Region annotation records

• • • • •

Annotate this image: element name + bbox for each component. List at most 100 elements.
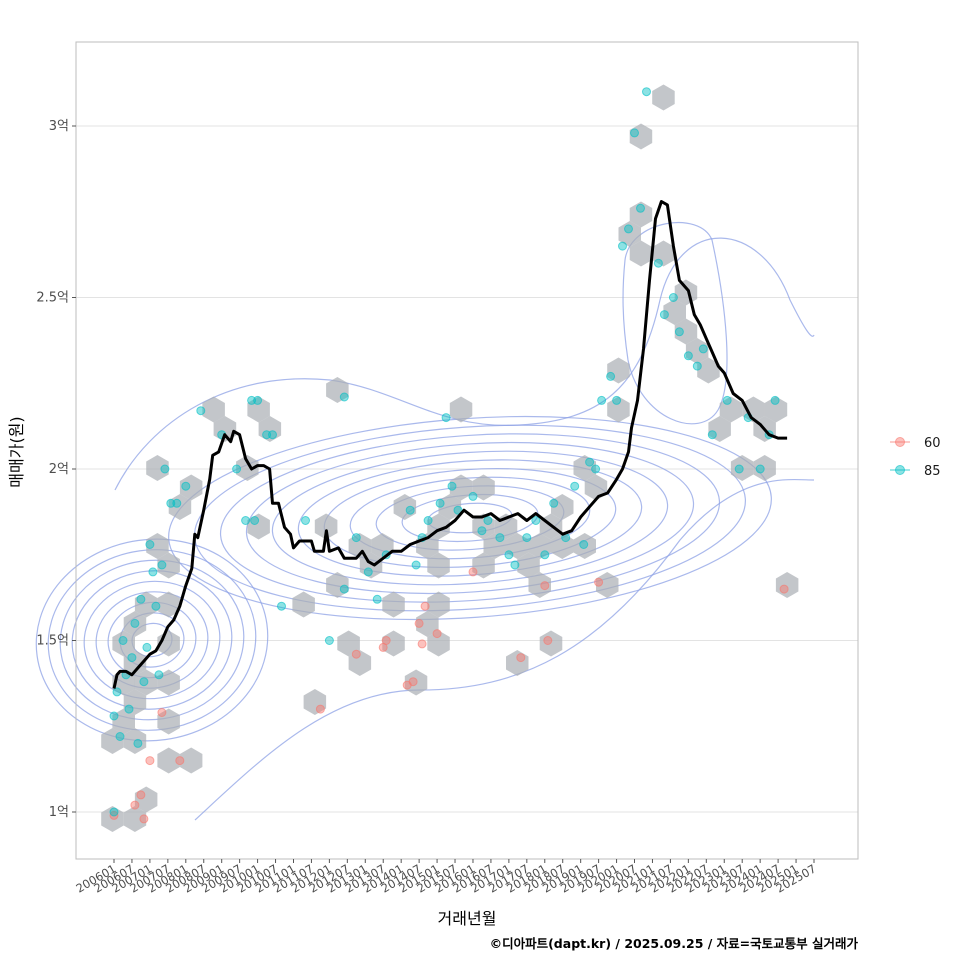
scatter-point-85 <box>172 498 182 508</box>
hex-bin <box>213 416 237 442</box>
scatter-point-85 <box>151 601 161 611</box>
hex-bin <box>123 806 147 832</box>
hex-bin <box>551 533 574 559</box>
hex-bin <box>607 396 630 423</box>
hex-bin <box>652 240 675 267</box>
hex-bin <box>157 708 180 735</box>
hex-bin <box>134 786 158 813</box>
hex-bin <box>708 416 731 442</box>
scatter-point-85 <box>618 241 627 251</box>
scatter-point-60 <box>432 629 442 639</box>
scatter-point-85 <box>770 395 780 405</box>
scatter-point-85 <box>109 711 119 721</box>
scatter-point-85 <box>405 505 415 515</box>
hex-bins <box>101 84 799 832</box>
hex-bin <box>123 689 147 715</box>
scatter-point-60 <box>417 639 427 649</box>
scatter-point-85 <box>351 533 361 543</box>
scatter-point-85 <box>154 670 164 680</box>
legend-label-60: 60 <box>924 436 941 451</box>
scatter-point-60 <box>543 636 553 645</box>
scatter-point-85 <box>435 498 445 508</box>
scatter-point-85 <box>363 567 373 577</box>
hex-bin <box>483 533 506 559</box>
chart-caption: ©디아파트(dapt.kr) / 2025.09.25 / 자료=국토교통부 실… <box>490 936 859 951</box>
scatter-point-85 <box>196 406 206 416</box>
scatter-point-85 <box>477 526 487 536</box>
hex-bin <box>607 357 630 384</box>
hex-bin <box>236 455 259 481</box>
hex-bin <box>123 611 147 637</box>
density-contour <box>271 450 669 586</box>
y-tick-label: 2억 <box>49 462 69 477</box>
hex-bin <box>157 591 180 618</box>
hex-bin <box>753 455 776 481</box>
scatter-point-85 <box>339 392 349 402</box>
hex-bin <box>427 591 450 618</box>
y-axis-title: 매매가(원) <box>7 416 26 487</box>
hex-bin <box>573 533 596 559</box>
hex-bin <box>348 533 372 559</box>
hex-bin <box>629 123 653 150</box>
hex-bin <box>123 650 147 676</box>
scatter-point-85 <box>127 653 137 663</box>
scatter-point-60 <box>315 704 325 714</box>
hex-bin <box>416 611 439 637</box>
legend-key-60 <box>895 437 905 447</box>
scatter-point-85 <box>115 732 125 741</box>
density-contour <box>622 222 728 425</box>
hex-bin <box>146 533 169 559</box>
scatter-point-85 <box>668 293 678 302</box>
scatter-point-60 <box>414 618 424 628</box>
scatter-point-85 <box>692 361 702 371</box>
scatter-point-85 <box>133 738 143 748</box>
y-axis-ticks: 1억 1.5억 2억 2.5억 3억 <box>36 119 76 820</box>
hex-bin <box>337 630 360 657</box>
density-contour <box>219 433 721 603</box>
hex-bin <box>258 416 282 442</box>
scatter-points <box>109 87 789 824</box>
scatter-point-60 <box>594 577 604 587</box>
hex-bin <box>517 552 540 579</box>
scatter-point-85 <box>531 516 541 525</box>
scatter-point-85 <box>447 481 457 491</box>
x-axis-title: 거래년월 <box>438 909 497 928</box>
hex-bin <box>303 689 327 715</box>
hex-bin <box>371 533 394 559</box>
scatter-point-85 <box>139 677 149 687</box>
scatter-point-60 <box>408 677 418 687</box>
scatter-point-85 <box>301 516 310 525</box>
legend-key-85 <box>895 465 905 475</box>
hex-bin <box>393 494 417 520</box>
scatter-point-85 <box>612 395 622 405</box>
scatter-point-85 <box>423 516 433 525</box>
hex-bin <box>134 591 158 618</box>
hex-bin <box>663 299 686 325</box>
scatter-point-85 <box>606 371 616 381</box>
hex-bin <box>112 630 135 657</box>
scatter-point-85 <box>674 327 684 337</box>
scatter-point-60 <box>139 814 149 824</box>
scatter-point-85 <box>157 560 167 570</box>
hex-bin <box>472 513 495 540</box>
scatter-point-85 <box>653 258 663 268</box>
scatter-point-85 <box>468 491 478 501</box>
scatter-point-85 <box>585 457 595 467</box>
hex-bin <box>202 396 225 423</box>
scatter-point-85 <box>636 203 645 213</box>
scatter-point-85 <box>268 430 277 440</box>
density-contour <box>35 538 269 742</box>
scatter-point-85 <box>441 413 451 423</box>
scatter-point-60 <box>381 636 391 645</box>
hex-bin <box>618 221 641 247</box>
hex-bin <box>528 533 551 559</box>
density-contour <box>194 478 815 821</box>
hex-bin <box>472 552 495 579</box>
scatter-point-85 <box>483 516 493 525</box>
hex-bin <box>449 474 473 501</box>
hex-bin <box>314 513 338 540</box>
scatter-point-60 <box>420 601 430 611</box>
hex-bin <box>247 513 270 540</box>
scatter-point-85 <box>510 560 520 570</box>
scatter-point-85 <box>339 584 349 594</box>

• • • • •

JOB
Update the lines of the rows starting with the line with "scatter-point-85 <box>172 498 182 508</box>" and going on through the line with "hex-bin <box>607 357 630 384</box>", replacing "scatter-point-60" with "scatter-marker-60" and leaving everything else unchanged.

FINISHED ANSWER
scatter-point-85 <box>172 498 182 508</box>
hex-bin <box>213 416 237 442</box>
scatter-point-85 <box>151 601 161 611</box>
hex-bin <box>123 806 147 832</box>
hex-bin <box>551 533 574 559</box>
hex-bin <box>607 396 630 423</box>
hex-bin <box>652 240 675 267</box>
hex-bin <box>157 708 180 735</box>
hex-bin <box>134 786 158 813</box>
hex-bin <box>708 416 731 442</box>
scatter-point-85 <box>618 241 627 251</box>
scatter-marker-60 <box>432 629 442 639</box>
scatter-point-85 <box>770 395 780 405</box>
scatter-point-85 <box>109 711 119 721</box>
scatter-point-85 <box>405 505 415 515</box>
hex-bins <box>101 84 799 832</box>
hex-bin <box>123 689 147 715</box>
scatter-marker-60 <box>417 639 427 649</box>
scatter-point-85 <box>351 533 361 543</box>
scatter-point-85 <box>154 670 164 680</box>
legend-label-60: 60 <box>924 436 941 451</box>
scatter-marker-60 <box>543 636 553 645</box>
scatter-point-85 <box>435 498 445 508</box>
scatter-point-85 <box>363 567 373 577</box>
hex-bin <box>483 533 506 559</box>
chart-caption: ©디아파트(dapt.kr) / 2025.09.25 / 자료=국토교통부 실… <box>490 936 859 951</box>
scatter-point-85 <box>196 406 206 416</box>
scatter-point-85 <box>477 526 487 536</box>
hex-bin <box>607 357 630 384</box>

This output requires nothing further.